- [WHAT IS BEING ASKED] Report the count of lines where the string "source" appears, and nothing else.

- [THE RECORDS]
☆ ☆ ☆ ☆ ☆ ☆ ☆

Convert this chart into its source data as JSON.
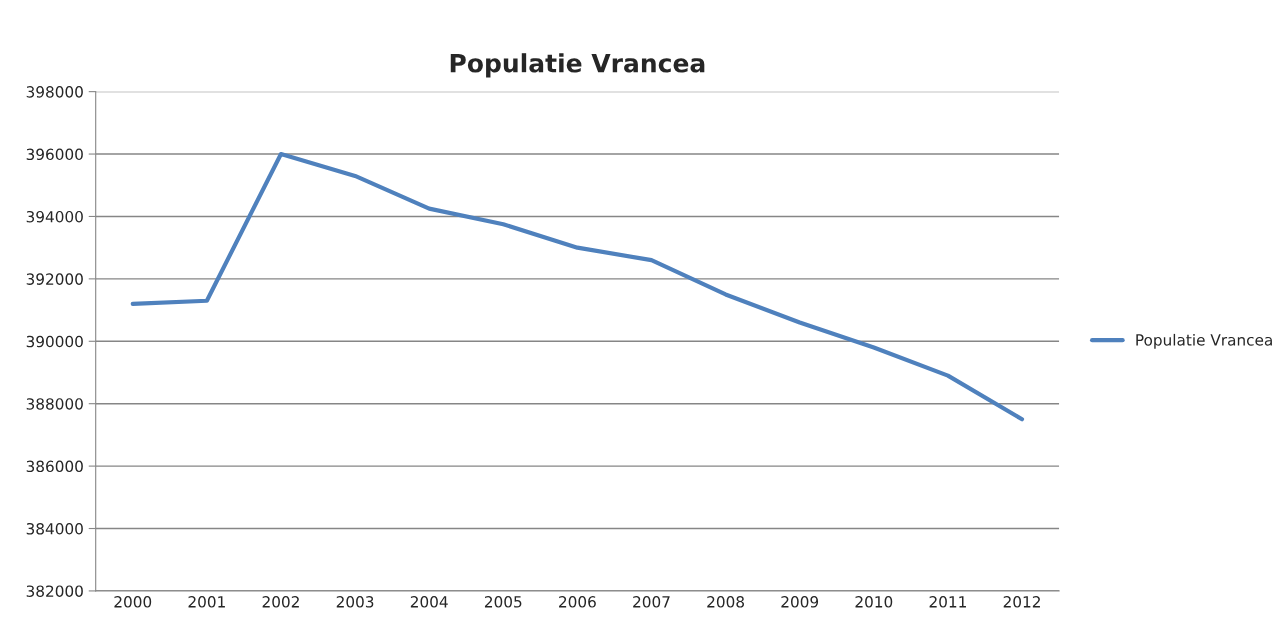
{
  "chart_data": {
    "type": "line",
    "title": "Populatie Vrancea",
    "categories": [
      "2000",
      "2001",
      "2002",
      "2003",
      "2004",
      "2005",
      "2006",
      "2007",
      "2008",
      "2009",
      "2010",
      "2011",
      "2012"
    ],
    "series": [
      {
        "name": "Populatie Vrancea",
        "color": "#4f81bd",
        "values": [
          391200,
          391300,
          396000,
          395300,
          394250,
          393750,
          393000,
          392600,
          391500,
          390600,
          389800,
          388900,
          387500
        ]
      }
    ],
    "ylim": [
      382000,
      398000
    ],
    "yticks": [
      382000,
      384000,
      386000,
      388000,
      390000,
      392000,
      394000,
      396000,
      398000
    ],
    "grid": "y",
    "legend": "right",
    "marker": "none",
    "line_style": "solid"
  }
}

☆ ☆ ☆ ☆ ☆ ☆ ☆

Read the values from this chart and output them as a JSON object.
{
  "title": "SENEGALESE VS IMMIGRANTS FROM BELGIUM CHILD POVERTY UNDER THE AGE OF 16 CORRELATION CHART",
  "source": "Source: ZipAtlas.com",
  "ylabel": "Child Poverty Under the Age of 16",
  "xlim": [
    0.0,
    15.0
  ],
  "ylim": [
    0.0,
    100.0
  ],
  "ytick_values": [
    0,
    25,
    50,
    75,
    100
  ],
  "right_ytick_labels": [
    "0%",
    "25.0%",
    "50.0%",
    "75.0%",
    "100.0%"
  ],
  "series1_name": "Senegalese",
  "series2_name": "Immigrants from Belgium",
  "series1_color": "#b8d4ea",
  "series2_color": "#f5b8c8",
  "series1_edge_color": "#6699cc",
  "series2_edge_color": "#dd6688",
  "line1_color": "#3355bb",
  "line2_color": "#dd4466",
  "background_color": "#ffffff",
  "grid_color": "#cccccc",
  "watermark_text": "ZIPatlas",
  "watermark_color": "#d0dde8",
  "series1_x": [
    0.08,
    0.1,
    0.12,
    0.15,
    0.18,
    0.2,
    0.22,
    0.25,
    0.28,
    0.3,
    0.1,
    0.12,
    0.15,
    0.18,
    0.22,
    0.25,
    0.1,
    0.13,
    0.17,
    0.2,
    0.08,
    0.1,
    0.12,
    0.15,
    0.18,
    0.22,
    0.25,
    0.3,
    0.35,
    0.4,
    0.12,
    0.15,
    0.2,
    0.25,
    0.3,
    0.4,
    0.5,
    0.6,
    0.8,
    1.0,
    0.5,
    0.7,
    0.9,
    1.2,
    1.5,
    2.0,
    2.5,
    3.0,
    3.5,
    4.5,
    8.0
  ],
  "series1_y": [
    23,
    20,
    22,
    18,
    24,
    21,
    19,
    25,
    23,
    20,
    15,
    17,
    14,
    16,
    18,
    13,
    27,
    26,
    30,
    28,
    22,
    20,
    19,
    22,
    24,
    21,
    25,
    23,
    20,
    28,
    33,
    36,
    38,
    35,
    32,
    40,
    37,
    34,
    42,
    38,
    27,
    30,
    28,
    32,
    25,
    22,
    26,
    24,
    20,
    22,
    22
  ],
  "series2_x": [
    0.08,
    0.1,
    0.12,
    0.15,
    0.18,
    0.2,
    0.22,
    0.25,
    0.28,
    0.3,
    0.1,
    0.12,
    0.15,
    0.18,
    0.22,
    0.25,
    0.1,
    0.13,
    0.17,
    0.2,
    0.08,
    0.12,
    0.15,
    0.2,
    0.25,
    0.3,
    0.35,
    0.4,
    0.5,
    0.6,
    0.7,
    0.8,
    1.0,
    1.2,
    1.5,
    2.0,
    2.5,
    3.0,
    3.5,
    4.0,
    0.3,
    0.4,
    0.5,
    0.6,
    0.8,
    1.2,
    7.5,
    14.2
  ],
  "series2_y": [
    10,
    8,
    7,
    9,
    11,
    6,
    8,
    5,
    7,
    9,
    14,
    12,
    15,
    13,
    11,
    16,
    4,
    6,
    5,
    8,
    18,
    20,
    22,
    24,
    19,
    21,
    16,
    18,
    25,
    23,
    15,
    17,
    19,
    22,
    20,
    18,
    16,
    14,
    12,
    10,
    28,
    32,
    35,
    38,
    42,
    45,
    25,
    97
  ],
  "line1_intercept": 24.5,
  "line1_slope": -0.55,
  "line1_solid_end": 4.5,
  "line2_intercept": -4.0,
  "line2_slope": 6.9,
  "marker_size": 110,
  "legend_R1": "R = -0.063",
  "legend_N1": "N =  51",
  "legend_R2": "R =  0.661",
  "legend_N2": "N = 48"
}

☆ ☆ ☆ ☆ ☆ ☆ ☆

- [TASK SOLUTION] 2